China may double its nuclear arsenal in just 10 years. Don’t panic.

China may double its nuclear arsenal in just 10 years. Don’t panic.

DF-41 intercontinental strategic nuclear missiles are reviewed in a military parade celebrating the 70th founding anniversary of the People’s Republic of China in Beijing on October 1, 2019. | Liu Bin/Xinhua via Getty Images

The Pentagon’s new report on China’s military features a scary-sounding prediction, but it’s not as scary as it seems.

A new Pentagon report predicts China will double its number of nuclear warheads over the next 10 years. That certainly sounds scary, but the assessment actually offers a broadly reassuring message: Despite these expected advances, the US will remain the far stronger nuclear force well into the future.

The report released on Tuesday, titled “Military and Security Developments Involving the People’s Republic of China 2020,” is an annual report to Congress by the Department of Defense. While it doesn’t include any classified information, many China analysts eagerly await its findings to track what changes, if any, China has made to its armed forces or national security strategy.

This year’s iteration has many interesting tidbits, such as China’s outpacing of the US military in shipbuilding, but one in particular stood out more than others. “Over the next decade, China’s nuclear warhead stockpile — currently estimated to be in the low 200s — is projected to at least double in size as China expands and modernizes its nuclear forces,” the report says. It’s the first time the report has included an estimate of the number of operational warheads China has.
——
Given instruction a |
Answer these questions from the article on China's nuclear arsenal.
(i) What is the current estimated size of China's nuclear warhead stockpile?
(ii) Which department issues the annual report to Congress?
(iii) On what date was the military parade with the DF-41 missiles held?

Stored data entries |
——
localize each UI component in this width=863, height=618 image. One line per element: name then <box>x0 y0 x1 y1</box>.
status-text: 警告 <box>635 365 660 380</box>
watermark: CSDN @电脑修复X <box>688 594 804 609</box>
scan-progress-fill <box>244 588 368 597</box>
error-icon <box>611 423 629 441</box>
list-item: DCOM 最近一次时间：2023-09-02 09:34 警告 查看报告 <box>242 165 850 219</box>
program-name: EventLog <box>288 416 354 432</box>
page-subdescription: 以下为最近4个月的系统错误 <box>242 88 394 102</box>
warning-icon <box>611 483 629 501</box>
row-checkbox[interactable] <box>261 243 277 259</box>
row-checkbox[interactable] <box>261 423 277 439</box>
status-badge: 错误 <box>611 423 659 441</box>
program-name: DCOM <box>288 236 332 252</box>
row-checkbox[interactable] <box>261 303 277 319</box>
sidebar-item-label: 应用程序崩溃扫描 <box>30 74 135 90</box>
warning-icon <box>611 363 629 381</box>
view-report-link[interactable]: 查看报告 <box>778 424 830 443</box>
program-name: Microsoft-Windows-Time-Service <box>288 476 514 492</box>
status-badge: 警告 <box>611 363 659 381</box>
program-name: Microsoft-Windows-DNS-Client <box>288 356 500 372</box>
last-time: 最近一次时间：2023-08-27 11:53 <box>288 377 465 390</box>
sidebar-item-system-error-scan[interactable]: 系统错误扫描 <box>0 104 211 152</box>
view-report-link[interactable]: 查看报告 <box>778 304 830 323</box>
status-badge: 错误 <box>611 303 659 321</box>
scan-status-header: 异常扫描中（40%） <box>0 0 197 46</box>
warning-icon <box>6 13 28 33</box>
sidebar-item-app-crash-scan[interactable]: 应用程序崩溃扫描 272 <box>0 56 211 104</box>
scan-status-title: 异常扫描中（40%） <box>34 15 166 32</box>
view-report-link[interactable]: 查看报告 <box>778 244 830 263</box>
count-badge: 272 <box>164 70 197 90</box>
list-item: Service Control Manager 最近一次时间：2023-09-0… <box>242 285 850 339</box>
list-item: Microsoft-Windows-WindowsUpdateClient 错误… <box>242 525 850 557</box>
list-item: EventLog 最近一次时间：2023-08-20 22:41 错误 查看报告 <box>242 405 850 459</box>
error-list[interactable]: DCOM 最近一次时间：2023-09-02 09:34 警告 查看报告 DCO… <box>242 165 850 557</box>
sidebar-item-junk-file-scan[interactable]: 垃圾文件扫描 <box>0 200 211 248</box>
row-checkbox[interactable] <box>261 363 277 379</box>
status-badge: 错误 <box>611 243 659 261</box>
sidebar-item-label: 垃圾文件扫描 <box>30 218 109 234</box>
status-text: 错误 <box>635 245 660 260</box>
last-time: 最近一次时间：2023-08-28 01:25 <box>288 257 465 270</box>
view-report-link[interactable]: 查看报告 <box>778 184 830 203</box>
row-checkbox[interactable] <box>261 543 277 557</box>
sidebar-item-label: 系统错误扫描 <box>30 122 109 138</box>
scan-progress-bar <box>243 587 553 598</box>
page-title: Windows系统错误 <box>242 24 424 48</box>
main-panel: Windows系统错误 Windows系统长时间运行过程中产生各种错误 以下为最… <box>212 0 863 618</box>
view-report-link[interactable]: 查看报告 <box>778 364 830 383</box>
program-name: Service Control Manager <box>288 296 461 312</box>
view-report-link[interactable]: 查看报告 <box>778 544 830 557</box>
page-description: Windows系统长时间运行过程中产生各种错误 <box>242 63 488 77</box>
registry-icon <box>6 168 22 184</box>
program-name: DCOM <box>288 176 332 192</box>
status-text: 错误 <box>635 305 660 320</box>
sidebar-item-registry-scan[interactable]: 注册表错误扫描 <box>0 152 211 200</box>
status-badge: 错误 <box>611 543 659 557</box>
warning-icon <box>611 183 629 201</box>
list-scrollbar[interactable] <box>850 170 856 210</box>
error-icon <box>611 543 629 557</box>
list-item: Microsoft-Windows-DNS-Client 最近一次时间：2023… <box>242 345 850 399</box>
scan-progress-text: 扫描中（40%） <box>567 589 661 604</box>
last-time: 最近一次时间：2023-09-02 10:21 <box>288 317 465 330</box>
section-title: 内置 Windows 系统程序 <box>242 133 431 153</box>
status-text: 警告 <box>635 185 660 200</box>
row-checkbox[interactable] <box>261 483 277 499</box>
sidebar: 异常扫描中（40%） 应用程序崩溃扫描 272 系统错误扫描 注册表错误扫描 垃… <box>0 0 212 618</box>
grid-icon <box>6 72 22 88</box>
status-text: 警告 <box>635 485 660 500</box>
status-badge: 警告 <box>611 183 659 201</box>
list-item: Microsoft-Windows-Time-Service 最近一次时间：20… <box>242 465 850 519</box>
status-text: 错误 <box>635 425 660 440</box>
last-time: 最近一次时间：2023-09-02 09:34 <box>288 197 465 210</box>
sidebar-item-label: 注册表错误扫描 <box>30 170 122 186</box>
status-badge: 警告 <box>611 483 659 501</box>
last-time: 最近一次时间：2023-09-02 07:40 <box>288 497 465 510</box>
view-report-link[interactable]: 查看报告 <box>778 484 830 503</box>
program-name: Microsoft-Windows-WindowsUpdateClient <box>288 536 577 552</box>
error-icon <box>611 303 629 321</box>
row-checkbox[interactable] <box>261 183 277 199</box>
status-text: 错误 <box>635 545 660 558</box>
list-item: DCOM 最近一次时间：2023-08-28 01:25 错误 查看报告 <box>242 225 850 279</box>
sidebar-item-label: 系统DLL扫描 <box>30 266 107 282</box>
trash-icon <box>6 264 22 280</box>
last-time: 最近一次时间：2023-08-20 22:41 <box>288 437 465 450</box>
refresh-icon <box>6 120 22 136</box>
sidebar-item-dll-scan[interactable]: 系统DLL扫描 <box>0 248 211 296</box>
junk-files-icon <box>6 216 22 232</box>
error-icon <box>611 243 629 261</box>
——
Given instruction b | In the records, take the part that opens with the first line and closes with the line containing "list-item: DCOM 最近一次时间：2023-09-02". Switch "watermark" to "overlay-text" and write out only those lines, leaving everything else unchanged.

Correct result a |
(i) In the low 200s.
(ii) The Department of Defense.
(iii) October 1, 2019.

Correct result b |
localize each UI component in this width=863, height=618 image. One line per element: name then <box>x0 y0 x1 y1</box>.
status-text: 警告 <box>635 365 660 380</box>
overlay-text: CSDN @电脑修复X <box>688 594 804 609</box>
scan-progress-fill <box>244 588 368 597</box>
error-icon <box>611 423 629 441</box>
list-item: DCOM 最近一次时间：2023-09-02 09:34 警告 查看报告 <box>242 165 850 219</box>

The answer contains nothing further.